REQUIRED TASK: Identify each line in the records below that contains the word "выкл", and copy it.

PROVIDED DATA:
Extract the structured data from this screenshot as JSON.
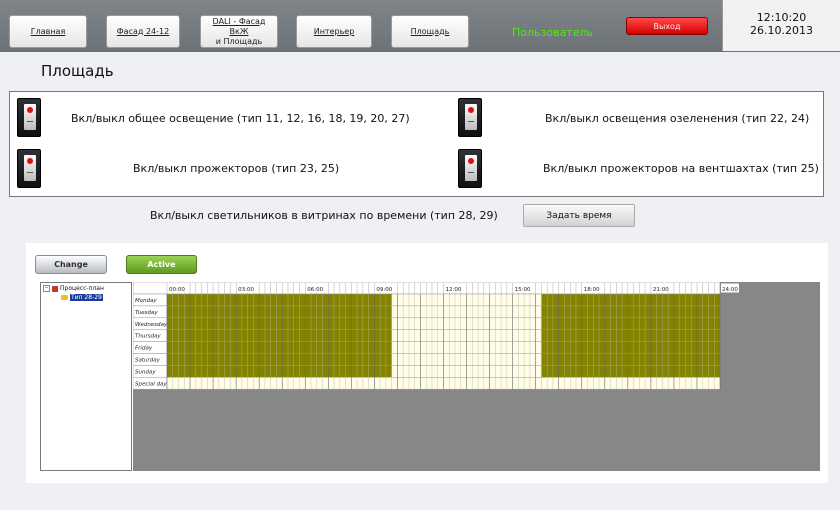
{
  "nav": {
    "tabs": [
      {
        "label": "Главная"
      },
      {
        "label": "Фасад 24-12"
      },
      {
        "label_line1": "DALI - Фасад ВкЖ",
        "label_line2": "и Площадь"
      },
      {
        "label": "Интерьер"
      },
      {
        "label": "Площадь"
      }
    ],
    "user": "Пользователь",
    "exit": "Выход",
    "time": "12:10:20",
    "date": "26.10.2013"
  },
  "colors": {
    "user_text": "#4cf000",
    "exit_button": "#e01010",
    "schedule_active": "#838300",
    "schedule_empty": "#fffde8"
  },
  "page": {
    "title": "Площадь"
  },
  "switches": [
    {
      "label": "Вкл/выкл общее освещение (тип 11, 12, 16, 18, 19, 20, 27)",
      "icon": "light-switch-icon"
    },
    {
      "label": "Вкл/выкл освещения озеленения (тип 22, 24)",
      "icon": "light-switch-icon"
    },
    {
      "label": "Вкл/выкл прожекторов (тип 23, 25)",
      "icon": "light-switch-icon"
    },
    {
      "label": "Вкл/выкл прожекторов на вентшахтах (тип 25)",
      "icon": "light-switch-icon"
    }
  ],
  "vitrines": {
    "label": "Вкл/выкл светильников в витринах по времени (тип 28, 29)",
    "set_time_button": "Задать время"
  },
  "scheduler": {
    "change_label": "Change",
    "active_label": "Active",
    "tree_root": "Процесс-план",
    "tree_child": "Тип 28-29",
    "hour_labels": [
      "00:00",
      "03:00",
      "06:00",
      "09:00",
      "12:00",
      "15:00",
      "18:00",
      "21:00",
      "24:00"
    ],
    "days": [
      "Monday",
      "Tuesday",
      "Wednesday",
      "Thursday",
      "Friday",
      "Saturday",
      "Sunday",
      "Special day"
    ],
    "active_periods": [
      {
        "from": "00:00",
        "to": "09:45",
        "days": [
          "Monday",
          "Tuesday",
          "Wednesday",
          "Thursday",
          "Friday",
          "Saturday",
          "Sunday"
        ]
      },
      {
        "from": "16:15",
        "to": "24:00",
        "days": [
          "Monday",
          "Tuesday",
          "Wednesday",
          "Thursday",
          "Friday",
          "Saturday",
          "Sunday"
        ]
      }
    ]
  }
}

TASK RESPONSE:
      "label": "Вкл/выкл общее освещение (тип 11, 12, 16, 18, 19, 20, 27)",
      "label": "Вкл/выкл освещения озеленения (тип 22, 24)",
      "label": "Вкл/выкл прожекторов (тип 23, 25)",
      "label": "Вкл/выкл прожекторов на вентшахтах (тип 25)",
    "label": "Вкл/выкл светильников в витринах по времени (тип 28, 29)",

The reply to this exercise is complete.